--- SOURCE DATA ---

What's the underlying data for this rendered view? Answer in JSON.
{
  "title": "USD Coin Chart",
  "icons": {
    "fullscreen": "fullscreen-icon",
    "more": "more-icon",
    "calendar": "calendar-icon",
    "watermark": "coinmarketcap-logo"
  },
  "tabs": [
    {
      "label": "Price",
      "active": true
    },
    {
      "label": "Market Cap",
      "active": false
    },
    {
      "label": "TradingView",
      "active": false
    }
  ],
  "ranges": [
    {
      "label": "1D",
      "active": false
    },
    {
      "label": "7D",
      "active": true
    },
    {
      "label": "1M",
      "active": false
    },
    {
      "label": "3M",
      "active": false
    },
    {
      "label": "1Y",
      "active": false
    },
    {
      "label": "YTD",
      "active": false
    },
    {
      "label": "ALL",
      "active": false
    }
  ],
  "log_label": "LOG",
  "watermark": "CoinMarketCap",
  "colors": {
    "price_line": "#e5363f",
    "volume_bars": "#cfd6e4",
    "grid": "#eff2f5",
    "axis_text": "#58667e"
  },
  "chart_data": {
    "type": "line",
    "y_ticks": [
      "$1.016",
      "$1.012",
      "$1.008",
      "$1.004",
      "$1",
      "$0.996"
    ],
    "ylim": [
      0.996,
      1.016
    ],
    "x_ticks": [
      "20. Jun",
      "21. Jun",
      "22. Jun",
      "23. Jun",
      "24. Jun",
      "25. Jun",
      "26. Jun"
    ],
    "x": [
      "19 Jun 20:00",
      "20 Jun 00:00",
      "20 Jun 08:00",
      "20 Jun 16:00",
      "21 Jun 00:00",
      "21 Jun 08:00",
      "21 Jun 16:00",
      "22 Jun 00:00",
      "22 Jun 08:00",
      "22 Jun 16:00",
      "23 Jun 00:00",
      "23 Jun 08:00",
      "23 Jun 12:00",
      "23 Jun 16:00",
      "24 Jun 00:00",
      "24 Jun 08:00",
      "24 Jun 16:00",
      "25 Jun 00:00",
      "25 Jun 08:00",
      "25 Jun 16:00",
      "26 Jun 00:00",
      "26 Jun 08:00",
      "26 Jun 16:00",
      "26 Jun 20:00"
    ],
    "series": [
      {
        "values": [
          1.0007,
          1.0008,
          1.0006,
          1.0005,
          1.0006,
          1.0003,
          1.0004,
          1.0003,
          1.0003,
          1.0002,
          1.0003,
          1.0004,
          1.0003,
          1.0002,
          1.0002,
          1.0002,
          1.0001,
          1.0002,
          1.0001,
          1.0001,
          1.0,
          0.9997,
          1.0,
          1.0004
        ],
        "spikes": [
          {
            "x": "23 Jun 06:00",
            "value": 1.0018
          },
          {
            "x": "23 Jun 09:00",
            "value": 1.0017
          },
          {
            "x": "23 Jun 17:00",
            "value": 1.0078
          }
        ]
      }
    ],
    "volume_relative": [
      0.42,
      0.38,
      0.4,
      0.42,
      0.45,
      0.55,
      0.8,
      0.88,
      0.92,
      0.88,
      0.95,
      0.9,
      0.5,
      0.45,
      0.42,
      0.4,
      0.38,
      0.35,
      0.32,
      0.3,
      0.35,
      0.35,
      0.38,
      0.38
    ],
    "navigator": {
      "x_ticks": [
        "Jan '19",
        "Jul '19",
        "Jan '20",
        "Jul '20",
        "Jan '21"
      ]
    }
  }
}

---

§ WORK TO DO: Please reproduce the entire listing, exactly as shown.

§ REPLY:
What's the underlying data for this rendered view? Answer in JSON.
{
  "title": "USD Coin Chart",
  "icons": {
    "fullscreen": "fullscreen-icon",
    "more": "more-icon",
    "calendar": "calendar-icon",
    "watermark": "coinmarketcap-logo"
  },
  "tabs": [
    {
      "label": "Price",
      "active": true
    },
    {
      "label": "Market Cap",
      "active": false
    },
    {
      "label": "TradingView",
      "active": false
    }
  ],
  "ranges": [
    {
      "label": "1D",
      "active": false
    },
    {
      "label": "7D",
      "active": true
    },
    {
      "label": "1M",
      "active": false
    },
    {
      "label": "3M",
      "active": false
    },
    {
      "label": "1Y",
      "active": false
    },
    {
      "label": "YTD",
      "active": false
    },
    {
      "label": "ALL",
      "active": false
    }
  ],
  "log_label": "LOG",
  "watermark": "CoinMarketCap",
  "colors": {
    "price_line": "#e5363f",
    "volume_bars": "#cfd6e4",
    "grid": "#eff2f5",
    "axis_text": "#58667e"
  },
  "chart_data": {
    "type": "line",
    "y_ticks": [
      "$1.016",
      "$1.012",
      "$1.008",
      "$1.004",
      "$1",
      "$0.996"
    ],
    "ylim": [
      0.996,
      1.016
    ],
    "x_ticks": [
      "20. Jun",
      "21. Jun",
      "22. Jun",
      "23. Jun",
      "24. Jun",
      "25. Jun",
      "26. Jun"
    ],
    "x": [
      "19 Jun 20:00",
      "20 Jun 00:00",
      "20 Jun 08:00",
      "20 Jun 16:00",
      "21 Jun 00:00",
      "21 Jun 08:00",
      "21 Jun 16:00",
      "22 Jun 00:00",
      "22 Jun 08:00",
      "22 Jun 16:00",
      "23 Jun 00:00",
      "23 Jun 08:00",
      "23 Jun 12:00",
      "23 Jun 16:00",
      "24 Jun 00:00",
      "24 Jun 08:00",
      "24 Jun 16:00",
      "25 Jun 00:00",
      "25 Jun 08:00",
      "25 Jun 16:00",
      "26 Jun 00:00",
      "26 Jun 08:00",
      "26 Jun 16:00",
      "26 Jun 20:00"
    ],
    "series": [
      {
        "values": [
          1.0007,
          1.0008,
          1.0006,
          1.0005,
          1.0006,
          1.0003,
          1.0004,
          1.0003,
          1.0003,
          1.0002,
          1.0003,
          1.0004,
          1.0003,
          1.0002,
          1.0002,
          1.0002,
          1.0001,
          1.0002,
          1.0001,
          1.0001,
          1.0,
          0.9997,
          1.0,
          1.0004
        ],
        "spikes": [
          {
            "x": "23 Jun 06:00",
            "value": 1.0018
          },
          {
            "x": "23 Jun 09:00",
            "value": 1.0017
          },
          {
            "x": "23 Jun 17:00",
            "value": 1.0078
          }
        ]
      }
    ],
    "volume_relative": [
      0.42,
      0.38,
      0.4,
      0.42,
      0.45,
      0.55,
      0.8,
      0.88,
      0.92,
      0.88,
      0.95,
      0.9,
      0.5,
      0.45,
      0.42,
      0.4,
      0.38,
      0.35,
      0.32,
      0.3,
      0.35,
      0.35,
      0.38,
      0.38
    ],
    "navigator": {
      "x_ticks": [
        "Jan '19",
        "Jul '19",
        "Jan '20",
        "Jul '20",
        "Jan '21"
      ]
    }
  }
}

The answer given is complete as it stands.